Give the data below again, word for word.

(EXTRACTED MATERIAL):
------------

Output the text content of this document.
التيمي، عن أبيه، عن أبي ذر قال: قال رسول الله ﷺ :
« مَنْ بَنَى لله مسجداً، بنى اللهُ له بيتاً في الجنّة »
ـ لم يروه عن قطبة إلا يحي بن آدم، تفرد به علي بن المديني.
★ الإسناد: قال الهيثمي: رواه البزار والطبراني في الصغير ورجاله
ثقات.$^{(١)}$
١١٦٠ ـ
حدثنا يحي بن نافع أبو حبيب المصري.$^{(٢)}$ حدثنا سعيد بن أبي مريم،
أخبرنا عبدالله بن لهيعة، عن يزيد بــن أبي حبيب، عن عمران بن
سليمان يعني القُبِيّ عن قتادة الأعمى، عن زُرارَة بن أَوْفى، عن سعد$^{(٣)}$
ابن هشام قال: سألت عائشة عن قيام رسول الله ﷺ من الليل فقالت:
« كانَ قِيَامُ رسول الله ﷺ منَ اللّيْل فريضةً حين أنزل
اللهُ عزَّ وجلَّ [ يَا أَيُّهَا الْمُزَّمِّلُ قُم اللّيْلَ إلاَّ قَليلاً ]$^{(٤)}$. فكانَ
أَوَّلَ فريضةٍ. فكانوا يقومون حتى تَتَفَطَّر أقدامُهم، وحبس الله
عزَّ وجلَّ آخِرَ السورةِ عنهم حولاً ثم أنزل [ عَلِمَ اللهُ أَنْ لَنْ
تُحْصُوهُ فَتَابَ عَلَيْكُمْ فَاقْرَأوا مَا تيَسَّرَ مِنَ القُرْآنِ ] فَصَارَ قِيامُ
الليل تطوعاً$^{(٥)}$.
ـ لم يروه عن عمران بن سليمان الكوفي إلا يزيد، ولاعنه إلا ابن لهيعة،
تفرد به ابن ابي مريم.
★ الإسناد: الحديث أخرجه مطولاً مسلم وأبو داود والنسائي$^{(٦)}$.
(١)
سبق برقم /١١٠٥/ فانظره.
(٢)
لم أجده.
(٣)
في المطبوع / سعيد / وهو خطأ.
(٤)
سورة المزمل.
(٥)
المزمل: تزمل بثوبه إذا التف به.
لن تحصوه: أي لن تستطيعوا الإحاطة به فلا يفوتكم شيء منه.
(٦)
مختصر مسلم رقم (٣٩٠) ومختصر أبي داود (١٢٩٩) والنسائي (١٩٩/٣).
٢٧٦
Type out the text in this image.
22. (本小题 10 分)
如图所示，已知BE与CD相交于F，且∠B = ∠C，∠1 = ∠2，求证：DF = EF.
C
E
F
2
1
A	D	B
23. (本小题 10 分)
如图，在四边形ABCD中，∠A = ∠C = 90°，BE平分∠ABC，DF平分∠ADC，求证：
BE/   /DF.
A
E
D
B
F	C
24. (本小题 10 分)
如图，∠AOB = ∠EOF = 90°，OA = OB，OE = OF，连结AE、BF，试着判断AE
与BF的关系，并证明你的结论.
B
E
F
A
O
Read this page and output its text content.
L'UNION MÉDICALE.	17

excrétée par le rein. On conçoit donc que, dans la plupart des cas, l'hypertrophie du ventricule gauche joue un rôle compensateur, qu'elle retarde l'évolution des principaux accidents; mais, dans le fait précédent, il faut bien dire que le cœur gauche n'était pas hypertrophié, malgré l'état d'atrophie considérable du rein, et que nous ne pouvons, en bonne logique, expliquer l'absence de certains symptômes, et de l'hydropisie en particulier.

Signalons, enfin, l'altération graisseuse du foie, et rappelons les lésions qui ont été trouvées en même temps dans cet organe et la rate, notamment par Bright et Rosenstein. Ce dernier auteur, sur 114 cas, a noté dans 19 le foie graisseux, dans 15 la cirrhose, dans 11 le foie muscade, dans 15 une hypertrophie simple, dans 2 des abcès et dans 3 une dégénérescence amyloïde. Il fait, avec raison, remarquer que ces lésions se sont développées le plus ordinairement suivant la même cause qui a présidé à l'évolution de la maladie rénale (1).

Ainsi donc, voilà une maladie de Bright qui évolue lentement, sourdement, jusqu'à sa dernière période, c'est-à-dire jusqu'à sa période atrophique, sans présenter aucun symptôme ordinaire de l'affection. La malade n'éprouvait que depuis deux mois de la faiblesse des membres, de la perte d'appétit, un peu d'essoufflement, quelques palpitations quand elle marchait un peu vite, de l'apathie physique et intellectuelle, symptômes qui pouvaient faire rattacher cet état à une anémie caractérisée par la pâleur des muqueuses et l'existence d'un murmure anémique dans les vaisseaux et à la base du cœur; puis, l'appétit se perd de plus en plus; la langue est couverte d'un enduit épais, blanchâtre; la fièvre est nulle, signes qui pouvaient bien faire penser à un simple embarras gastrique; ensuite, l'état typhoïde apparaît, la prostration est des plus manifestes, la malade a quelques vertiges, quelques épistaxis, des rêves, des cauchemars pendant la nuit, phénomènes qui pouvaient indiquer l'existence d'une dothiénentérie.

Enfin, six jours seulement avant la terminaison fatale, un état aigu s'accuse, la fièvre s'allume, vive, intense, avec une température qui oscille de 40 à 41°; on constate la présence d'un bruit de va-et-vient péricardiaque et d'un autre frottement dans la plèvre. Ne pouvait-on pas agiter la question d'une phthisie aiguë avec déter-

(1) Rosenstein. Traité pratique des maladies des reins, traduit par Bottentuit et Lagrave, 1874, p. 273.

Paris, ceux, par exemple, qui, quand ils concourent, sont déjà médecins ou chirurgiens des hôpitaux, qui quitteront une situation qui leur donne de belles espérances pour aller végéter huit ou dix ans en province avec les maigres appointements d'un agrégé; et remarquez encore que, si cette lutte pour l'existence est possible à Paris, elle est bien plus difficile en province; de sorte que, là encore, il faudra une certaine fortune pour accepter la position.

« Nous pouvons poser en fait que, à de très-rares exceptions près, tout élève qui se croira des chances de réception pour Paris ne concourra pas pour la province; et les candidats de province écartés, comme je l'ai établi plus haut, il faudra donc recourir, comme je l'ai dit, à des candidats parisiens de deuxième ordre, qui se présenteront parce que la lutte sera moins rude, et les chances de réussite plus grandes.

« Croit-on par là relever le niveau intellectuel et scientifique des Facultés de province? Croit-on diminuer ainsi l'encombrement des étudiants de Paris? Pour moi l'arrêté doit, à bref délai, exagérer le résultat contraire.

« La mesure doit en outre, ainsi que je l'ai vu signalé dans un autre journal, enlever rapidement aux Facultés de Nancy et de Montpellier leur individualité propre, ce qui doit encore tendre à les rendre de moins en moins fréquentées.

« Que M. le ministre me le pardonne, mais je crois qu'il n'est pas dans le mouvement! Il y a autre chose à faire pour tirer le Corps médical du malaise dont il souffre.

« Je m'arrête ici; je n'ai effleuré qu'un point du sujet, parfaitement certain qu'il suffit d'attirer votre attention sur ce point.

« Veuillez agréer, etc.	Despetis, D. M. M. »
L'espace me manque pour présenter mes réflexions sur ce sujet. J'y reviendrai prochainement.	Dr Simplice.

------------

(WRITTEN RESPONSE):
Output the text content of this document.
التيمي، عن أبيه، عن أبي ذر قال: قال رسول الله ﷺ :
« مَنْ بَنَى لله مسجداً، بنى اللهُ له بيتاً في الجنّة »
ـ لم يروه عن قطبة إلا يحي بن آدم، تفرد به علي بن المديني.
★ الإسناد: قال الهيثمي: رواه البزار والطبراني في الصغير ورجاله
ثقات.$^{(١)}$
١١٦٠ ـ
حدثنا يحي بن نافع أبو حبيب المصري.$^{(٢)}$ حدثنا سعيد بن أبي مريم،
أخبرنا عبدالله بن لهيعة، عن يزيد بــن أبي حبيب، عن عمران بن
سليمان يعني القُبِيّ عن قتادة الأعمى، عن زُرارَة بن أَوْفى، عن سعد$^{(٣)}$
ابن هشام قال: سألت عائشة عن قيام رسول الله ﷺ من الليل فقالت:
« كانَ قِيَامُ رسول الله ﷺ منَ اللّيْل فريضةً حين أنزل
اللهُ عزَّ وجلَّ [ يَا أَيُّهَا الْمُزَّمِّلُ قُم اللّيْلَ إلاَّ قَليلاً ]$^{(٤)}$. فكانَ
أَوَّلَ فريضةٍ. فكانوا يقومون حتى تَتَفَطَّر أقدامُهم، وحبس الله
عزَّ وجلَّ آخِرَ السورةِ عنهم حولاً ثم أنزل [ عَلِمَ اللهُ أَنْ لَنْ
تُحْصُوهُ فَتَابَ عَلَيْكُمْ فَاقْرَأوا مَا تيَسَّرَ مِنَ القُرْآنِ ] فَصَارَ قِيامُ
الليل تطوعاً$^{(٥)}$.
ـ لم يروه عن عمران بن سليمان الكوفي إلا يزيد، ولاعنه إلا ابن لهيعة،
تفرد به ابن ابي مريم.
★ الإسناد: الحديث أخرجه مطولاً مسلم وأبو داود والنسائي$^{(٦)}$.
(١)
سبق برقم /١١٠٥/ فانظره.
(٢)
لم أجده.
(٣)
في المطبوع / سعيد / وهو خطأ.
(٤)
سورة المزمل.
(٥)
المزمل: تزمل بثوبه إذا التف به.
لن تحصوه: أي لن تستطيعوا الإحاطة به فلا يفوتكم شيء منه.
(٦)
مختصر مسلم رقم (٣٩٠) ومختصر أبي داود (١٢٩٩) والنسائي (١٩٩/٣).
٢٧٦
Type out the text in this image.
22. (本小题 10 分)
如图所示，已知BE与CD相交于F，且∠B = ∠C，∠1 = ∠2，求证：DF = EF.
C
E
F
2
1
A	D	B
23. (本小题 10 分)
如图，在四边形ABCD中，∠A = ∠C = 90°，BE平分∠ABC，DF平分∠ADC，求证：
BE/   /DF.
A
E
D
B
F	C
24. (本小题 10 分)
如图，∠AOB = ∠EOF = 90°，OA = OB，OE = OF，连结AE、BF，试着判断AE
与BF的关系，并证明你的结论.
B
E
F
A
O
Read this page and output its text content.
L'UNION MÉDICALE.	17

excrétée par le rein. On conçoit donc que, dans la plupart des cas, l'hypertrophie du ventricule gauche joue un rôle compensateur, qu'elle retarde l'évolution des principaux accidents; mais, dans le fait précédent, il faut bien dire que le cœur gauche n'était pas hypertrophié, malgré l'état d'atrophie considérable du rein, et que nous ne pouvons, en bonne logique, expliquer l'absence de certains symptômes, et de l'hydropisie en particulier.

Signalons, enfin, l'altération graisseuse du foie, et rappelons les lésions qui ont été trouvées en même temps dans cet organe et la rate, notamment par Bright et Rosenstein. Ce dernier auteur, sur 114 cas, a noté dans 19 le foie graisseux, dans 15 la cirrhose, dans 11 le foie muscade, dans 15 une hypertrophie simple, dans 2 des abcès et dans 3 une dégénérescence amyloïde. Il fait, avec raison, remarquer que ces lésions se sont développées le plus ordinairement suivant la même cause qui a présidé à l'évolution de la maladie rénale (1).

Ainsi donc, voilà une maladie de Bright qui évolue lentement, sourdement, jusqu'à sa dernière période, c'est-à-dire jusqu'à sa période atrophique, sans présenter aucun symptôme ordinaire de l'affection. La malade n'éprouvait que depuis deux mois de la faiblesse des membres, de la perte d'appétit, un peu d'essoufflement, quelques palpitations quand elle marchait un peu vite, de l'apathie physique et intellectuelle, symptômes qui pouvaient faire rattacher cet état à une anémie caractérisée par la pâleur des muqueuses et l'existence d'un murmure anémique dans les vaisseaux et à la base du cœur; puis, l'appétit se perd de plus en plus; la langue est couverte d'un enduit épais, blanchâtre; la fièvre est nulle, signes qui pouvaient bien faire penser à un simple embarras gastrique; ensuite, l'état typhoïde apparaît, la prostration est des plus manifestes, la malade a quelques vertiges, quelques épistaxis, des rêves, des cauchemars pendant la nuit, phénomènes qui pouvaient indiquer l'existence d'une dothiénentérie.

Enfin, six jours seulement avant la terminaison fatale, un état aigu s'accuse, la fièvre s'allume, vive, intense, avec une température qui oscille de 40 à 41°; on constate la présence d'un bruit de va-et-vient péricardiaque et d'un autre frottement dans la plèvre. Ne pouvait-on pas agiter la question d'une phthisie aiguë avec déter-

(1) Rosenstein. Traité pratique des maladies des reins, traduit par Bottentuit et Lagrave, 1874, p. 273.

Paris, ceux, par exemple, qui, quand ils concourent, sont déjà médecins ou chirurgiens des hôpitaux, qui quitteront une situation qui leur donne de belles espérances pour aller végéter huit ou dix ans en province avec les maigres appointements d'un agrégé; et remarquez encore que, si cette lutte pour l'existence est possible à Paris, elle est bien plus difficile en province; de sorte que, là encore, il faudra une certaine fortune pour accepter la position.

« Nous pouvons poser en fait que, à de très-rares exceptions près, tout élève qui se croira des chances de réception pour Paris ne concourra pas pour la province; et les candidats de province écartés, comme je l'ai établi plus haut, il faudra donc recourir, comme je l'ai dit, à des candidats parisiens de deuxième ordre, qui se présenteront parce que la lutte sera moins rude, et les chances de réussite plus grandes.

« Croit-on par là relever le niveau intellectuel et scientifique des Facultés de province? Croit-on diminuer ainsi l'encombrement des étudiants de Paris? Pour moi l'arrêté doit, à bref délai, exagérer le résultat contraire.

« La mesure doit en outre, ainsi que je l'ai vu signalé dans un autre journal, enlever rapidement aux Facultés de Nancy et de Montpellier leur individualité propre, ce qui doit encore tendre à les rendre de moins en moins fréquentées.

« Que M. le ministre me le pardonne, mais je crois qu'il n'est pas dans le mouvement! Il y a autre chose à faire pour tirer le Corps médical du malaise dont il souffre.

« Je m'arrête ici; je n'ai effleuré qu'un point du sujet, parfaitement certain qu'il suffit d'attirer votre attention sur ce point.

« Veuillez agréer, etc.	Despetis, D. M. M. »
L'espace me manque pour présenter mes réflexions sur ce sujet. J'y reviendrai prochainement.	Dr Simplice.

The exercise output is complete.